• _Extracted records_:
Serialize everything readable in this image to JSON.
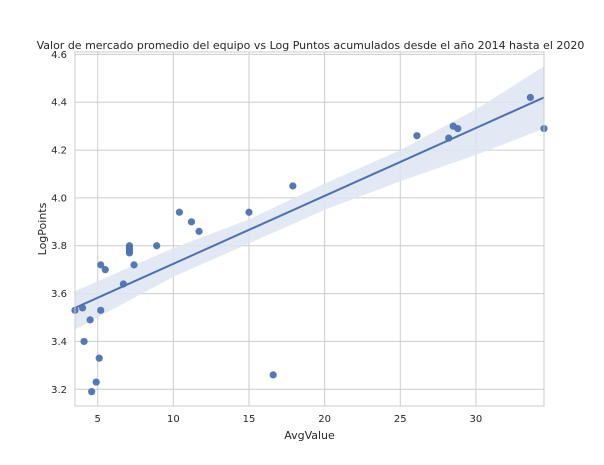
{
  "chart_data": {
    "type": "scatter",
    "title": "Valor de mercado promedio del equipo vs Log Puntos acumulados desde el año 2014 hasta el 2020",
    "xlabel": "AvgValue",
    "ylabel": "LogPoints",
    "xlim": [
      3.5,
      34.5
    ],
    "ylim": [
      3.13,
      4.61
    ],
    "xticks": [
      5,
      10,
      15,
      20,
      25,
      30
    ],
    "xtick_labels": [
      "5",
      "10",
      "15",
      "20",
      "25",
      "30"
    ],
    "yticks": [
      3.2,
      3.4,
      3.6,
      3.8,
      4.0,
      4.2,
      4.4,
      4.6
    ],
    "ytick_labels": [
      "3.2",
      "3.4",
      "3.6",
      "3.8",
      "4.0",
      "4.2",
      "4.4",
      "4.6"
    ],
    "grid": true,
    "colors": {
      "points": "#4c72b0",
      "line": "#4c72b0",
      "band": "#dde4f2",
      "grid": "#cccccc",
      "axes_edge": "#cccccc"
    },
    "points": [
      {
        "x": 3.5,
        "y": 3.53
      },
      {
        "x": 4.0,
        "y": 3.54
      },
      {
        "x": 4.1,
        "y": 3.4
      },
      {
        "x": 4.5,
        "y": 3.49
      },
      {
        "x": 4.6,
        "y": 3.19
      },
      {
        "x": 4.9,
        "y": 3.23
      },
      {
        "x": 5.1,
        "y": 3.33
      },
      {
        "x": 5.2,
        "y": 3.72
      },
      {
        "x": 5.2,
        "y": 3.53
      },
      {
        "x": 5.5,
        "y": 3.7
      },
      {
        "x": 6.7,
        "y": 3.64
      },
      {
        "x": 7.1,
        "y": 3.8
      },
      {
        "x": 7.1,
        "y": 3.79
      },
      {
        "x": 7.1,
        "y": 3.78
      },
      {
        "x": 7.1,
        "y": 3.77
      },
      {
        "x": 7.4,
        "y": 3.72
      },
      {
        "x": 8.9,
        "y": 3.8
      },
      {
        "x": 10.4,
        "y": 3.94
      },
      {
        "x": 11.2,
        "y": 3.9
      },
      {
        "x": 11.7,
        "y": 3.86
      },
      {
        "x": 15.0,
        "y": 3.94
      },
      {
        "x": 16.6,
        "y": 3.26
      },
      {
        "x": 17.9,
        "y": 4.05
      },
      {
        "x": 26.1,
        "y": 4.26
      },
      {
        "x": 28.2,
        "y": 4.25
      },
      {
        "x": 28.5,
        "y": 4.3
      },
      {
        "x": 28.8,
        "y": 4.29
      },
      {
        "x": 33.6,
        "y": 4.42
      },
      {
        "x": 34.5,
        "y": 4.29
      }
    ],
    "regression": {
      "x": [
        3.5,
        34.5
      ],
      "y": [
        3.54,
        4.42
      ]
    },
    "confidence_band": {
      "x": [
        3.5,
        10,
        15,
        20,
        25,
        30,
        34.5
      ],
      "lower": [
        3.45,
        3.67,
        3.81,
        3.95,
        4.07,
        4.18,
        4.29
      ],
      "upper": [
        3.61,
        3.79,
        3.91,
        4.06,
        4.2,
        4.37,
        4.55
      ]
    }
  }
}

• _Exercise prompt_: Return all of the entries word for word, but omit the pictures.

• _Reply to the exercise_:
Serialize everything readable in this image to JSON.
{
  "chart_data": {
    "type": "scatter",
    "title": "Valor de mercado promedio del equipo vs Log Puntos acumulados desde el año 2014 hasta el 2020",
    "xlabel": "AvgValue",
    "ylabel": "LogPoints",
    "xlim": [
      3.5,
      34.5
    ],
    "ylim": [
      3.13,
      4.61
    ],
    "xticks": [
      5,
      10,
      15,
      20,
      25,
      30
    ],
    "xtick_labels": [
      "5",
      "10",
      "15",
      "20",
      "25",
      "30"
    ],
    "yticks": [
      3.2,
      3.4,
      3.6,
      3.8,
      4.0,
      4.2,
      4.4,
      4.6
    ],
    "ytick_labels": [
      "3.2",
      "3.4",
      "3.6",
      "3.8",
      "4.0",
      "4.2",
      "4.4",
      "4.6"
    ],
    "grid": true,
    "colors": {
      "points": "#4c72b0",
      "line": "#4c72b0",
      "band": "#dde4f2",
      "grid": "#cccccc",
      "axes_edge": "#cccccc"
    },
    "points": [
      {
        "x": 3.5,
        "y": 3.53
      },
      {
        "x": 4.0,
        "y": 3.54
      },
      {
        "x": 4.1,
        "y": 3.4
      },
      {
        "x": 4.5,
        "y": 3.49
      },
      {
        "x": 4.6,
        "y": 3.19
      },
      {
        "x": 4.9,
        "y": 3.23
      },
      {
        "x": 5.1,
        "y": 3.33
      },
      {
        "x": 5.2,
        "y": 3.72
      },
      {
        "x": 5.2,
        "y": 3.53
      },
      {
        "x": 5.5,
        "y": 3.7
      },
      {
        "x": 6.7,
        "y": 3.64
      },
      {
        "x": 7.1,
        "y": 3.8
      },
      {
        "x": 7.1,
        "y": 3.79
      },
      {
        "x": 7.1,
        "y": 3.78
      },
      {
        "x": 7.1,
        "y": 3.77
      },
      {
        "x": 7.4,
        "y": 3.72
      },
      {
        "x": 8.9,
        "y": 3.8
      },
      {
        "x": 10.4,
        "y": 3.94
      },
      {
        "x": 11.2,
        "y": 3.9
      },
      {
        "x": 11.7,
        "y": 3.86
      },
      {
        "x": 15.0,
        "y": 3.94
      },
      {
        "x": 16.6,
        "y": 3.26
      },
      {
        "x": 17.9,
        "y": 4.05
      },
      {
        "x": 26.1,
        "y": 4.26
      },
      {
        "x": 28.2,
        "y": 4.25
      },
      {
        "x": 28.5,
        "y": 4.3
      },
      {
        "x": 28.8,
        "y": 4.29
      },
      {
        "x": 33.6,
        "y": 4.42
      },
      {
        "x": 34.5,
        "y": 4.29
      }
    ],
    "regression": {
      "x": [
        3.5,
        34.5
      ],
      "y": [
        3.54,
        4.42
      ]
    },
    "confidence_band": {
      "x": [
        3.5,
        10,
        15,
        20,
        25,
        30,
        34.5
      ],
      "lower": [
        3.45,
        3.67,
        3.81,
        3.95,
        4.07,
        4.18,
        4.29
      ],
      "upper": [
        3.61,
        3.79,
        3.91,
        4.06,
        4.2,
        4.37,
        4.55
      ]
    }
  }
}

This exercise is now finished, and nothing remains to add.